INSTRUCTIONS TO FOLLOW -
Only lines with the word "this" are needed; collect each of them from the listing below.

GIVEN DATA -
■ ■ ■ ■

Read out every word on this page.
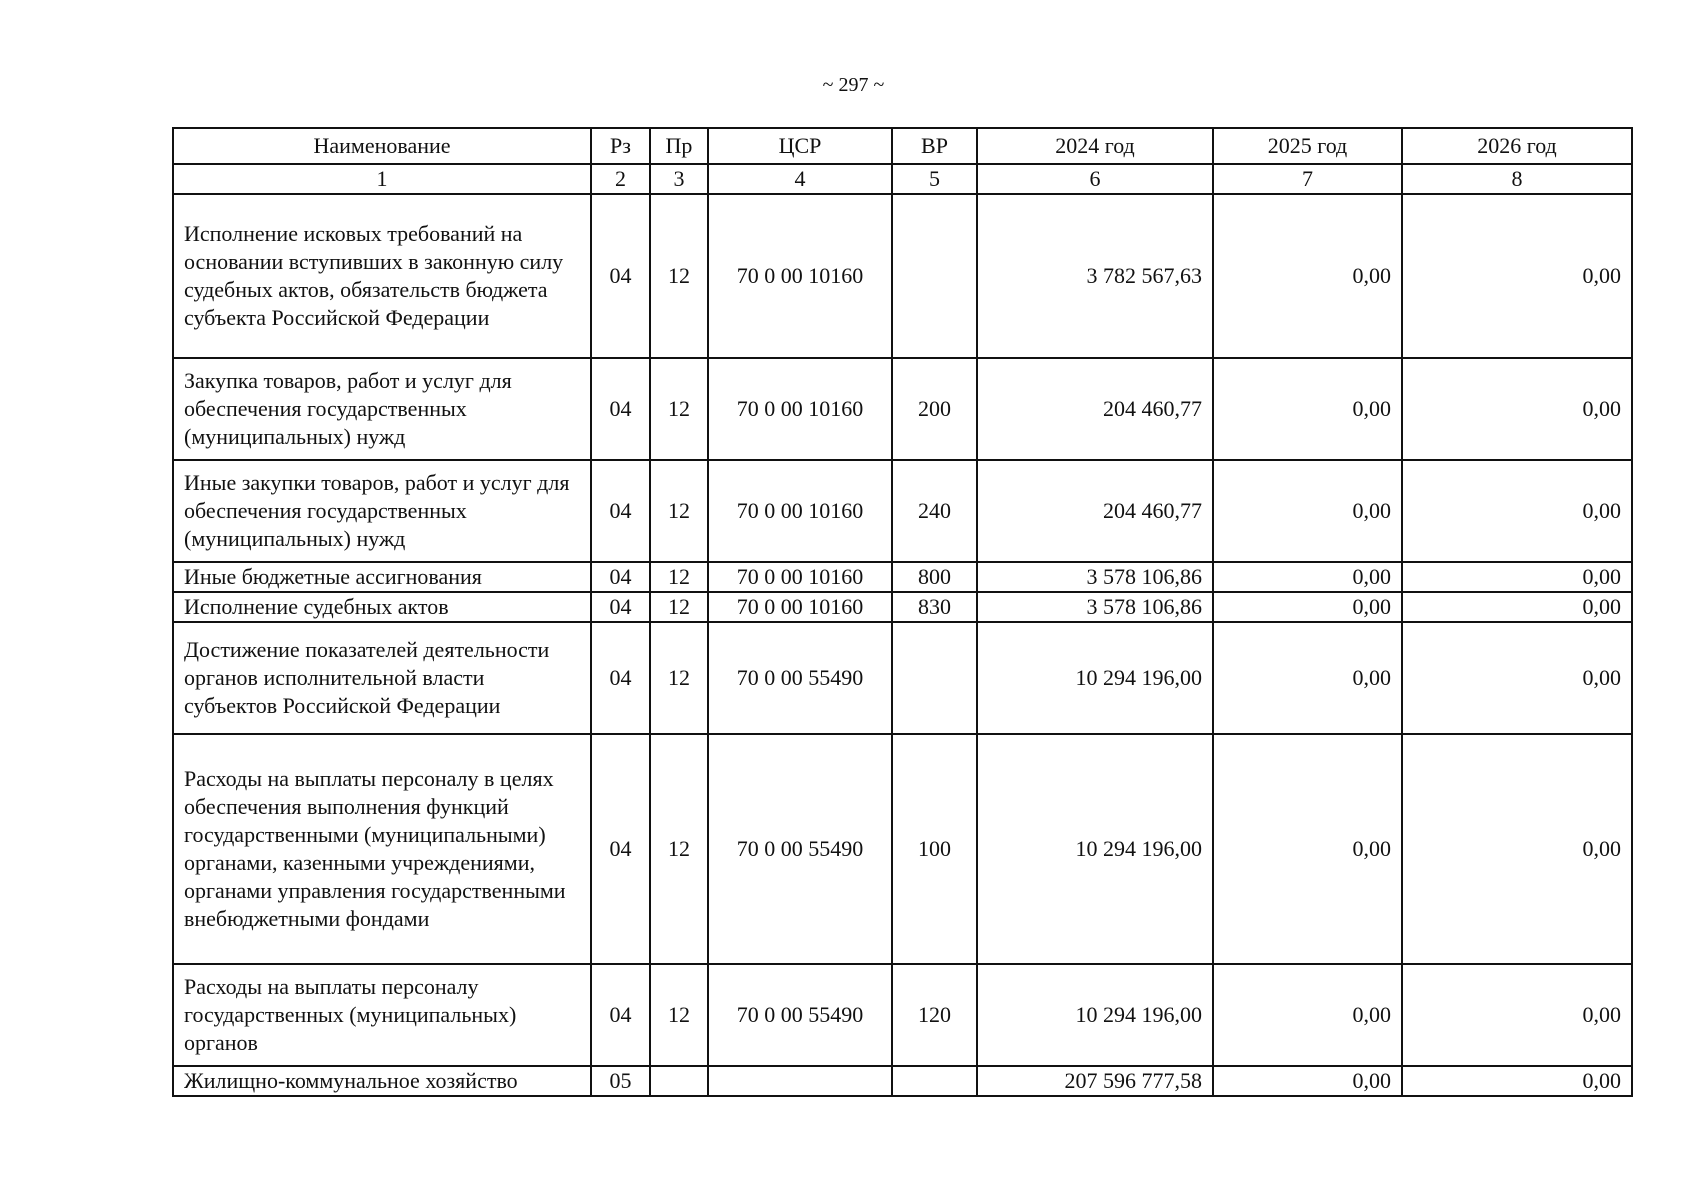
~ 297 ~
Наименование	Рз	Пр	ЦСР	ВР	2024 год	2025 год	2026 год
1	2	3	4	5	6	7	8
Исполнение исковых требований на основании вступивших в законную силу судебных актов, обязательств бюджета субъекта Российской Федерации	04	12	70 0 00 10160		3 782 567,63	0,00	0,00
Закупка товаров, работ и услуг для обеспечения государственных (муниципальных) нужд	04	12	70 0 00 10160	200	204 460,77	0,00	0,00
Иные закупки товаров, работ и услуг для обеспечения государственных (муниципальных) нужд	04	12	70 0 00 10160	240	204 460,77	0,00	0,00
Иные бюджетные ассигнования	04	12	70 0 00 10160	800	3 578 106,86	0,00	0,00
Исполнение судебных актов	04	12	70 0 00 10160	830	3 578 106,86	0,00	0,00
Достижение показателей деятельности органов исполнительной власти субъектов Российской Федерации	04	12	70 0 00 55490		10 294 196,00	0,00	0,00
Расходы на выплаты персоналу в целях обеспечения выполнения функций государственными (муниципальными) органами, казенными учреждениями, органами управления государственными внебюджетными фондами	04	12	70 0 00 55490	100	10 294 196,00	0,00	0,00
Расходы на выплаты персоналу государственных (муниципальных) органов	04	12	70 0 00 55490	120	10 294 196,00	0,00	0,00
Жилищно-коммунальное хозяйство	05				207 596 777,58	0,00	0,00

■ ■ ■ ■

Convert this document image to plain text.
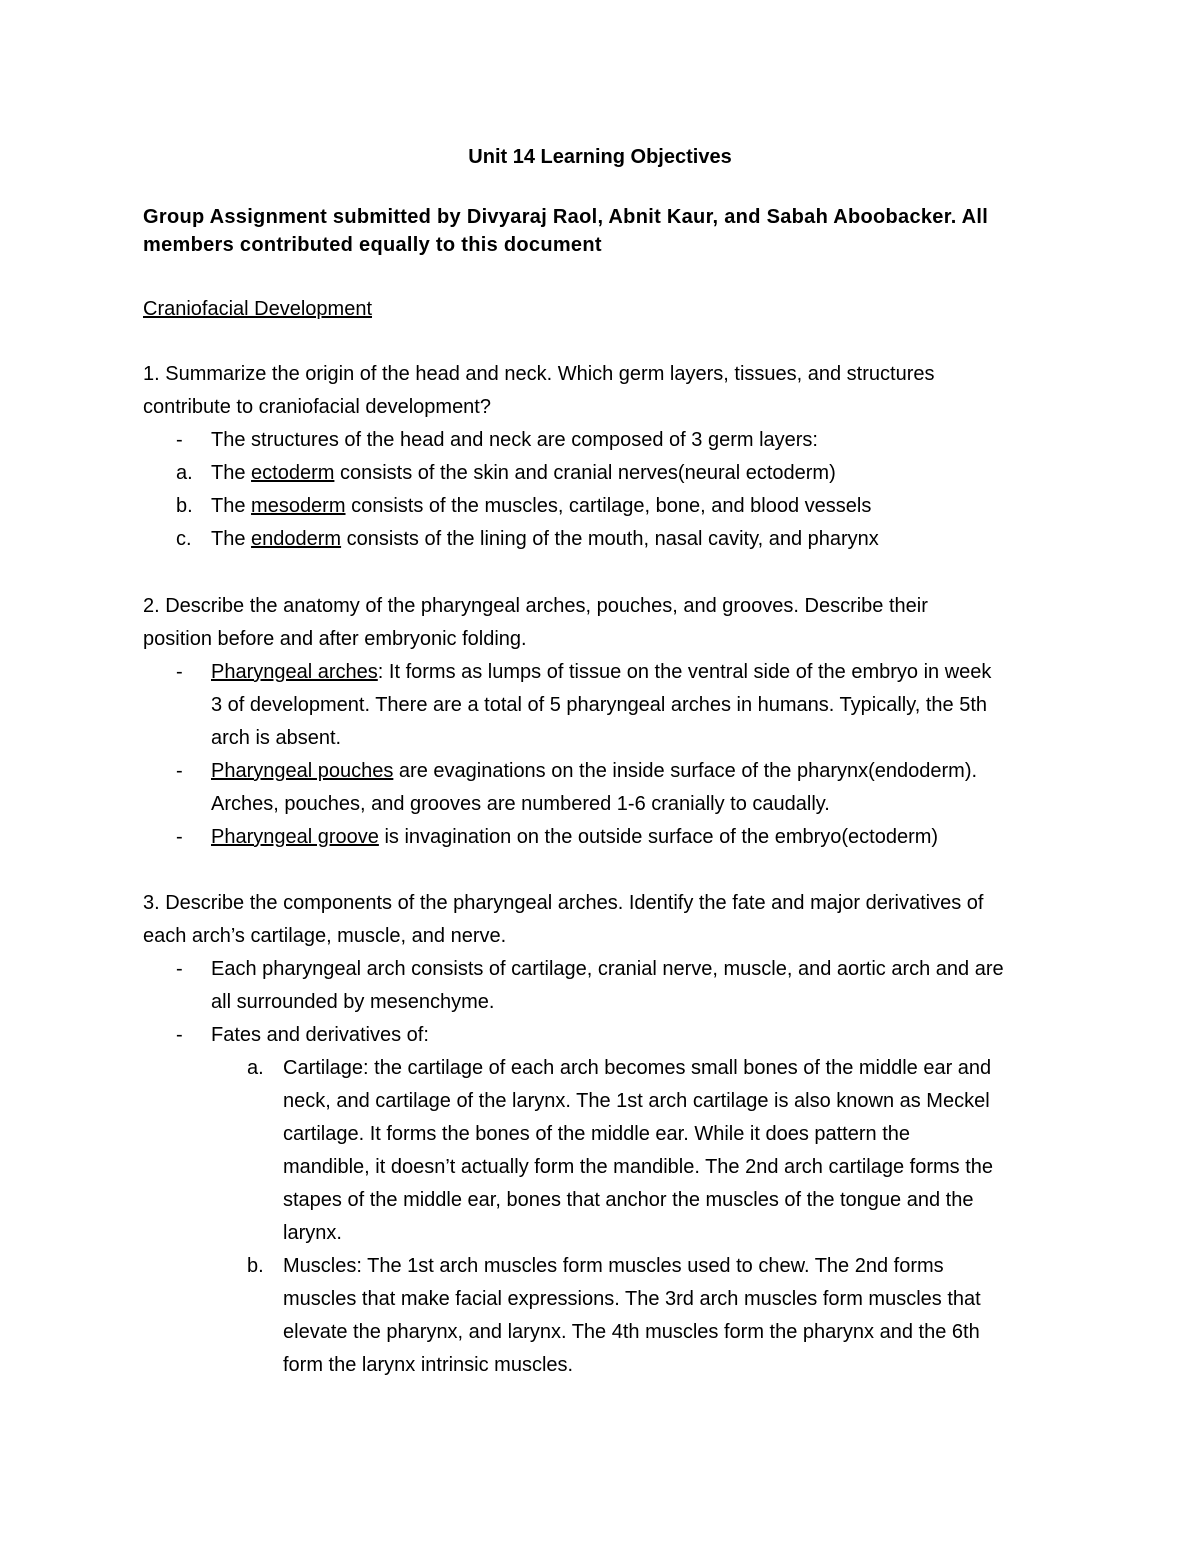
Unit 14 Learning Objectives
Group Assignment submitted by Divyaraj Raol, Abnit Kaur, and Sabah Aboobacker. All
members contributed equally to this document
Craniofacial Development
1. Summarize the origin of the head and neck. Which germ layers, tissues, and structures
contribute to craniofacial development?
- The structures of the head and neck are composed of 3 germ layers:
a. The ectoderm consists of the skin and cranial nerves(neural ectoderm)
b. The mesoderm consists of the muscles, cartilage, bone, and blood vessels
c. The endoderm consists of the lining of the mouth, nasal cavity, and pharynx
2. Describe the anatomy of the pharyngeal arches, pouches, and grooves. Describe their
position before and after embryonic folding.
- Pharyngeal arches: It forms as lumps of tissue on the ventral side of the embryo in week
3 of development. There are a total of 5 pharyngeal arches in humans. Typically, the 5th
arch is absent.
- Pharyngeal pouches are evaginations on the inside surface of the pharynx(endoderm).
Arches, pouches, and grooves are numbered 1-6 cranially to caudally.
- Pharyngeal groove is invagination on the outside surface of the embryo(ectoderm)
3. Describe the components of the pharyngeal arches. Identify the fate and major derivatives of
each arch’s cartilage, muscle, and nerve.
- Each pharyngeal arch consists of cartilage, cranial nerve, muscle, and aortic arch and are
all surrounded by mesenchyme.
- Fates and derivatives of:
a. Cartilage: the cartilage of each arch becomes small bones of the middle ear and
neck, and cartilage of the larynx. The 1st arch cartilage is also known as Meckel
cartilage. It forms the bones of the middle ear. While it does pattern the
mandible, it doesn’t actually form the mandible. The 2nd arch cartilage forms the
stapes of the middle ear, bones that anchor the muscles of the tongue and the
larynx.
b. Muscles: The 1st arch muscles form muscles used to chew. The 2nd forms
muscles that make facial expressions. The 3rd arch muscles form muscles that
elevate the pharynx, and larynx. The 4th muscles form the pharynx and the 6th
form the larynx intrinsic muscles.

■ ■ ■ ■

EXERCISE OUTPUT -
Read out every word on this page.
Convert this document image to plain text.
members contributed equally to this document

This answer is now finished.